** Begin **

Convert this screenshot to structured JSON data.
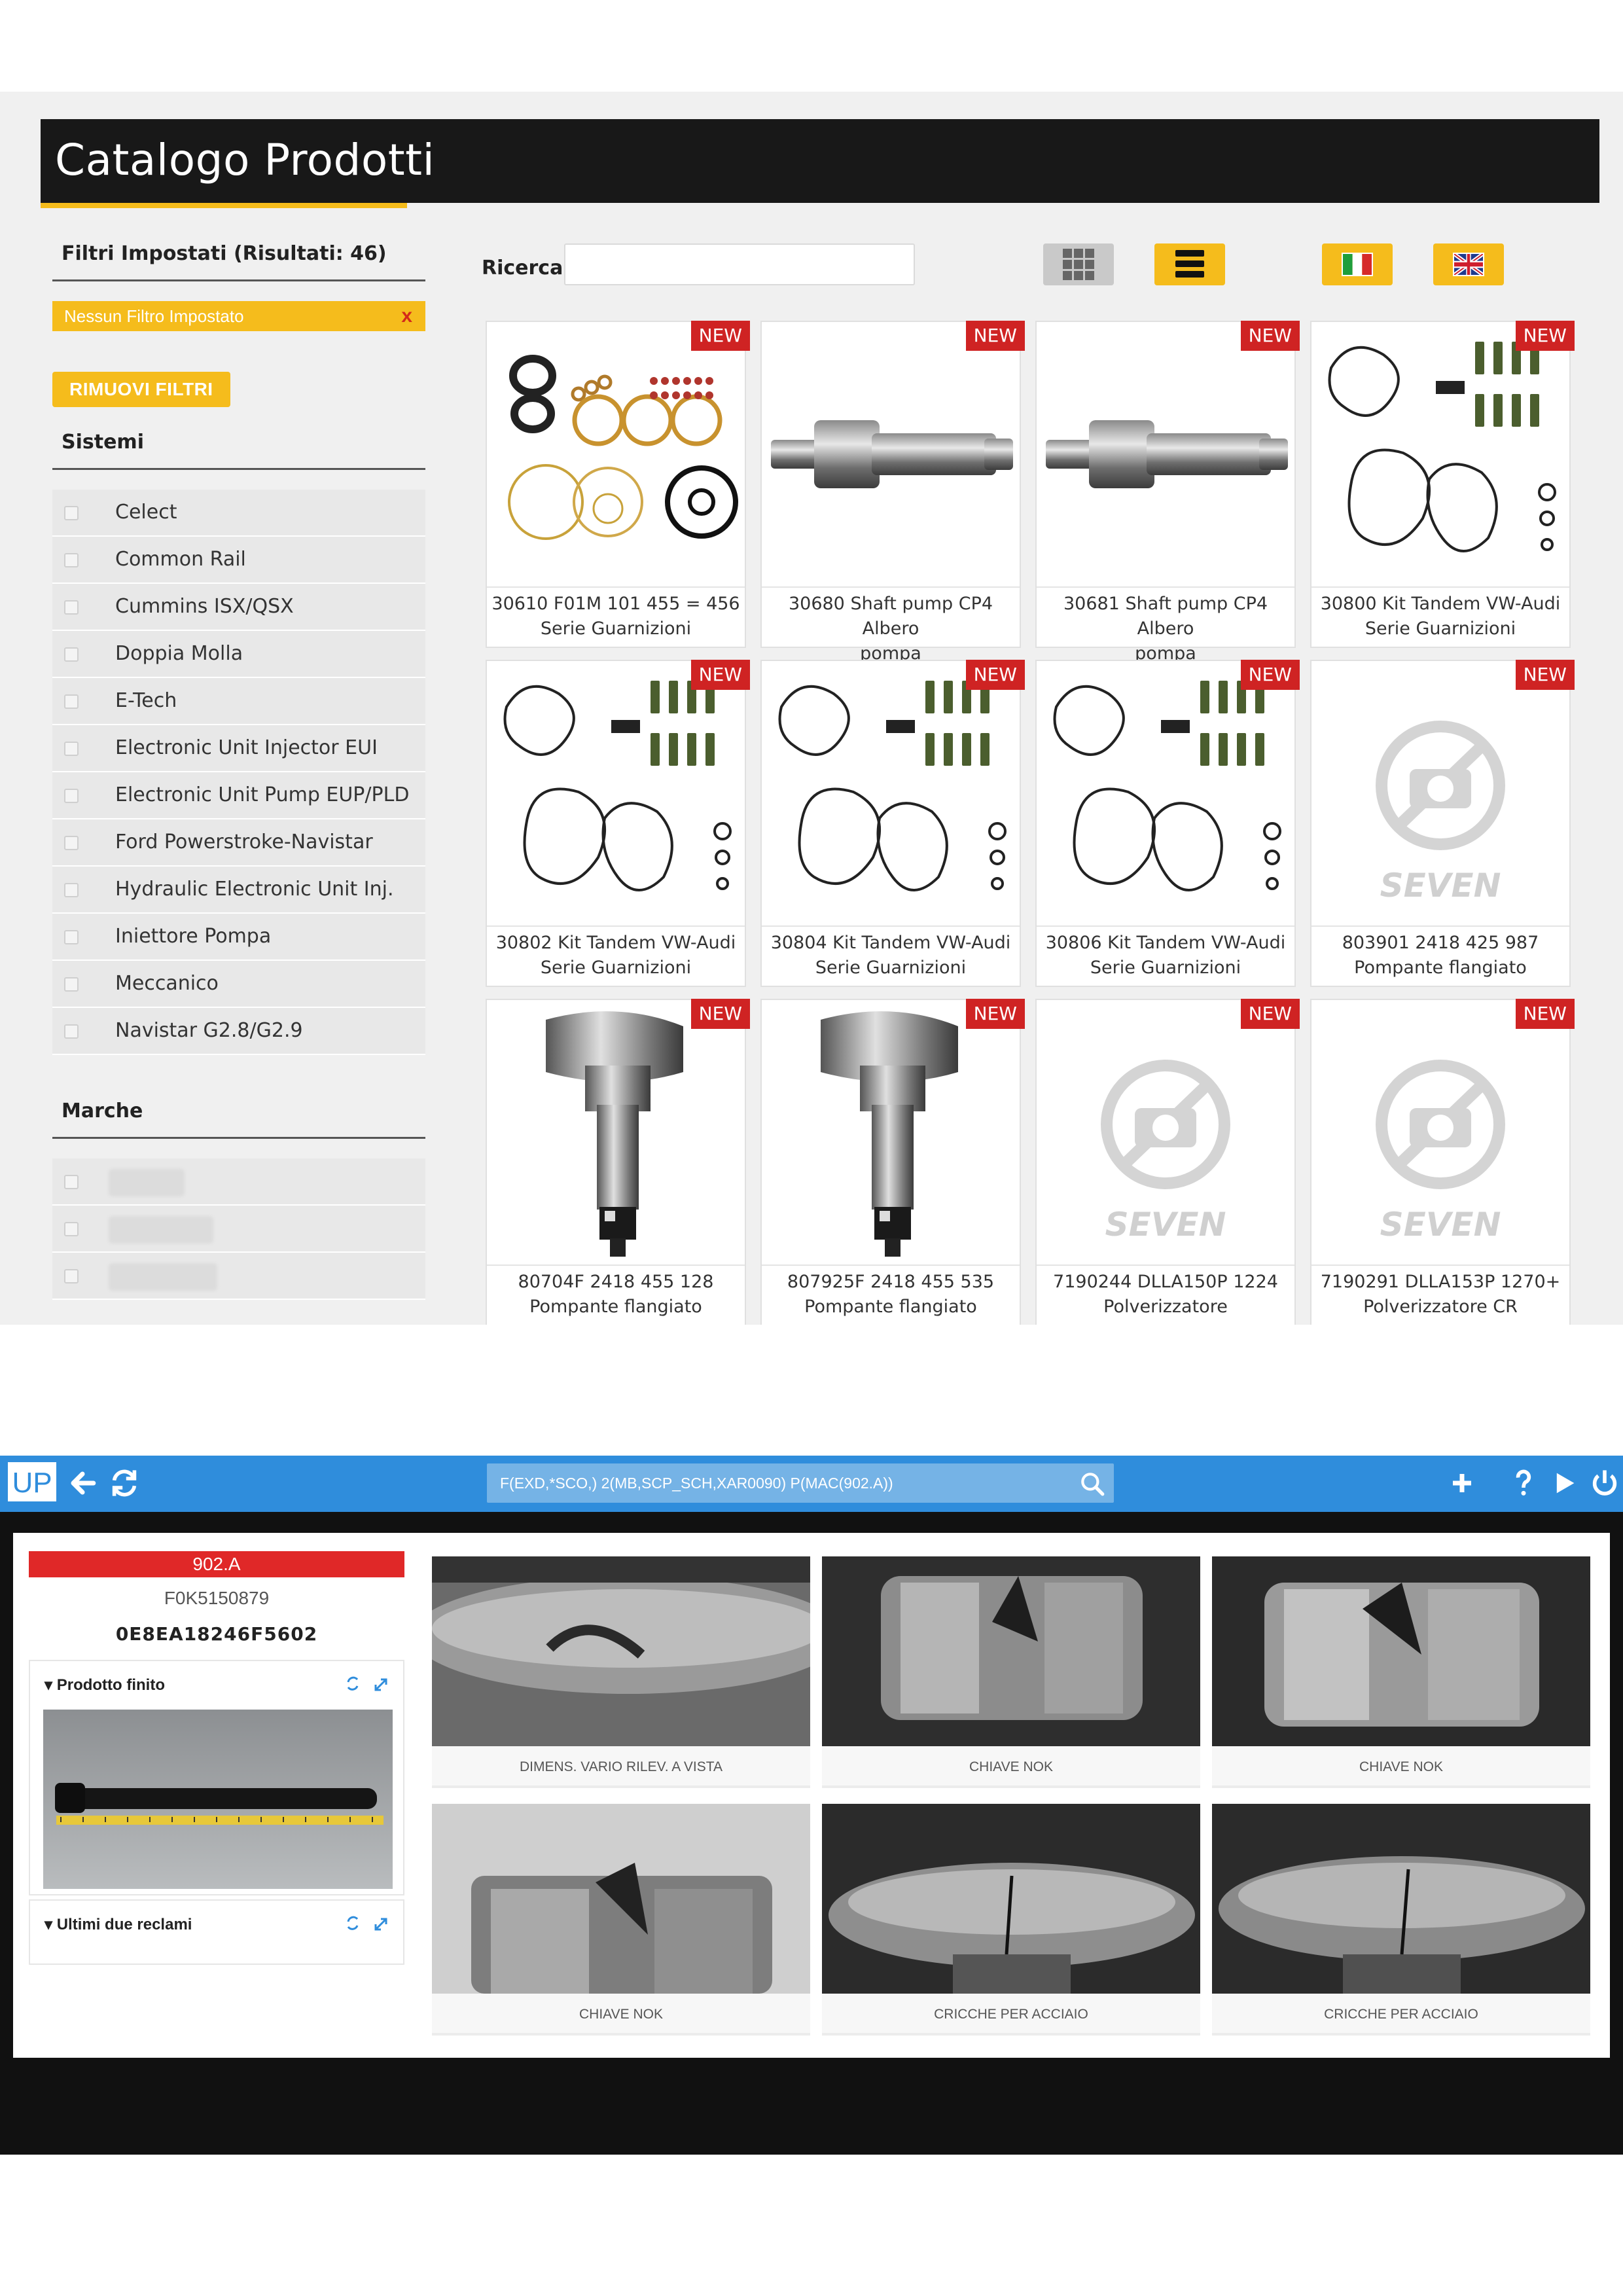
{
  "catalog": {
    "title": "Catalogo Prodotti",
    "filters_heading": "Filtri Impostati (Risultati: 46)",
    "no_filter": "Nessun Filtro Impostato",
    "no_filter_remove": "x",
    "remove_filters_button": "RIMUOVI FILTRI",
    "systems_heading": "Sistemi",
    "systems": [
      "Celect",
      "Common Rail",
      "Cummins ISX/QSX",
      "Doppia Molla",
      "E-Tech",
      "Electronic Unit Injector EUI",
      "Electronic Unit Pump EUP/PLD",
      "Ford Powerstroke-Navistar",
      "Hydraulic Electronic Unit Inj.",
      "Iniettore Pompa",
      "Meccanico",
      "Navistar G2.8/G2.9"
    ],
    "brands_heading": "Marche",
    "search_label": "Ricerca",
    "search_value": "",
    "accent_color": "#f5bc1c",
    "badge_color": "#cf2323",
    "new_badge": "NEW",
    "products": [
      {
        "line1": "30610 F01M 101 455 = 456",
        "line2": "Serie Guarnizioni",
        "image": "gasket-set"
      },
      {
        "line1": "30680 Shaft pump CP4 Albero",
        "line2": "pompa",
        "image": "shaft"
      },
      {
        "line1": "30681 Shaft pump CP4 Albero",
        "line2": "pompa",
        "image": "shaft"
      },
      {
        "line1": "30800 Kit Tandem VW-Audi",
        "line2": "Serie Guarnizioni",
        "image": "tandem-kit"
      },
      {
        "line1": "30802 Kit Tandem VW-Audi",
        "line2": "Serie Guarnizioni",
        "image": "tandem-kit"
      },
      {
        "line1": "30804 Kit Tandem VW-Audi",
        "line2": "Serie Guarnizioni",
        "image": "tandem-kit"
      },
      {
        "line1": "30806 Kit Tandem VW-Audi",
        "line2": "Serie Guarnizioni",
        "image": "tandem-kit"
      },
      {
        "line1": "803901 2418 425 987",
        "line2": "Pompante flangiato",
        "image": "placeholder"
      },
      {
        "line1": "80704F 2418 455 128",
        "line2": "Pompante flangiato",
        "image": "plunger"
      },
      {
        "line1": "807925F 2418 455 535",
        "line2": "Pompante flangiato",
        "image": "plunger"
      },
      {
        "line1": "7190244 DLLA150P 1224",
        "line2": "Polverizzatore",
        "image": "placeholder"
      },
      {
        "line1": "7190291 DLLA153P 1270+",
        "line2": "Polverizzatore CR",
        "image": "placeholder"
      }
    ],
    "placeholder_logo_text": "SEVEN"
  },
  "inspection": {
    "logo": "UP",
    "query": "F(EXD,*SCO,) 2(MB,SCP_SCH,XAR0090) P(MAC(902.A))",
    "code": "902.A",
    "part_number": "F0K5150879",
    "serial": "0E8EA18246F5602",
    "finished_product_label": "Prodotto finito",
    "last_claims_label": "Ultimi due reclami",
    "bar_color": "#2f8ddc",
    "code_color": "#e02828",
    "photos": [
      {
        "caption": "DIMENS. VARIO RILEV. A VISTA"
      },
      {
        "caption": "CHIAVE NOK"
      },
      {
        "caption": "CHIAVE NOK"
      },
      {
        "caption": "CHIAVE NOK"
      },
      {
        "caption": "CRICCHE PER ACCIAIO"
      },
      {
        "caption": "CRICCHE PER ACCIAIO"
      }
    ]
  }
}
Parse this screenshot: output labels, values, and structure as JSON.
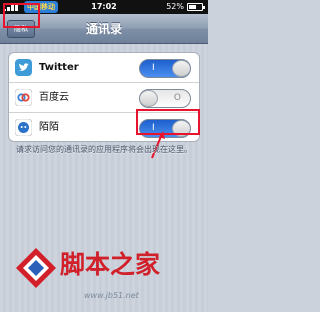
{
  "status_bar": {
    "carrier": "中国移动",
    "time": "17:02",
    "battery": "52%"
  },
  "nav": {
    "back_label": "隐私",
    "title": "通讯录"
  },
  "apps": [
    {
      "label": "Twitter",
      "toggle_on": true,
      "toggle_text": "I",
      "icon": "twitter-bird-icon",
      "color": "#3d9bd8"
    },
    {
      "label": "百度云",
      "toggle_on": false,
      "toggle_text": "O",
      "icon": "baidu-cloud-icon",
      "color": "#4d8ad4"
    },
    {
      "label": "陌陌",
      "toggle_on": true,
      "toggle_text": "I",
      "icon": "momo-icon",
      "color": "#2b72c9"
    }
  ],
  "note": "请求访问您的通讯录的应用程序将会出现在这里。",
  "watermark": {
    "title": "脚本之家",
    "url": "www.jb51.net"
  },
  "colors": {
    "highlight": "#e8132c",
    "toggle_on": "#2a6fdc"
  }
}
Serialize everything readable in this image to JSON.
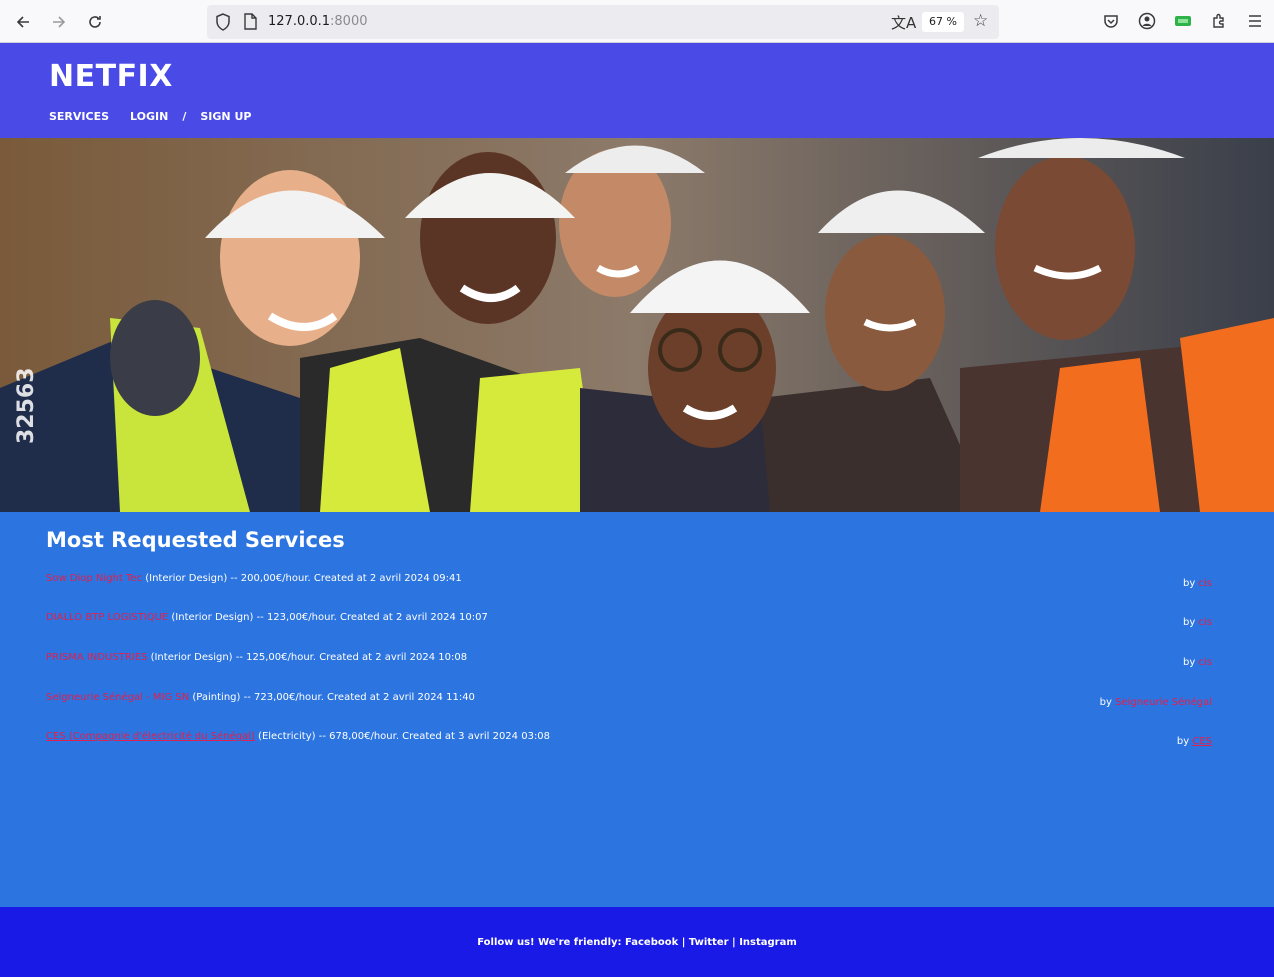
{
  "browser": {
    "url_host": "127.0.0.1",
    "url_port": ":8000",
    "zoom": "67 %"
  },
  "site": {
    "brand": "NETFIX",
    "nav": {
      "services": "SERVICES",
      "login": "LOGIN",
      "separator": "/",
      "signup": "SIGN UP"
    }
  },
  "hero": {
    "watermark": "32563"
  },
  "services": {
    "title": "Most Requested Services",
    "items": [
      {
        "name": "Sow Diop Night Tec",
        "details": " (Interior Design) -- 200,00€/hour. Created at 2 avril 2024 09:41",
        "by": "by ",
        "author": "cis"
      },
      {
        "name": "DIALLO BTP LOGISTIQUE",
        "details": " (Interior Design) -- 123,00€/hour. Created at 2 avril 2024 10:07",
        "by": "by ",
        "author": "cis"
      },
      {
        "name": "PRISMA INDUSTRIES",
        "details": " (Interior Design) -- 125,00€/hour. Created at 2 avril 2024 10:08",
        "by": "by ",
        "author": "cis"
      },
      {
        "name": "Seigneurie Sénégal - MIG SN",
        "details": " (Painting) -- 723,00€/hour. Created at 2 avril 2024 11:40",
        "by": "by ",
        "author": "Seigneurie Sénégal"
      },
      {
        "name": "CES (Compagnie d'électricité du Sénégal)",
        "details": " (Electricity) -- 678,00€/hour. Created at 3 avril 2024 03:08",
        "by": "by ",
        "author": "CES"
      }
    ]
  },
  "footer": {
    "prefix": "Follow us! We're friendly: ",
    "facebook": "Facebook",
    "sep1": " | ",
    "twitter": "Twitter",
    "sep2": " | ",
    "instagram": "Instagram"
  },
  "colors": {
    "header_bg": "#4a4ae6",
    "body_bg": "#2c74df",
    "footer_bg": "#1a1ae6",
    "link_red": "#e0204e"
  }
}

** End **

WHAT IS NEEDED:
Which lines hold the word "Design"? Copy every one of them.

EXERCISE SOLUTION:
        "details": " (Interior Design) -- 200,00€/hour. Created at 2 avril 2024 09:41",
        "details": " (Interior Design) -- 123,00€/hour. Created at 2 avril 2024 10:07",
        "details": " (Interior Design) -- 125,00€/hour. Created at 2 avril 2024 10:08",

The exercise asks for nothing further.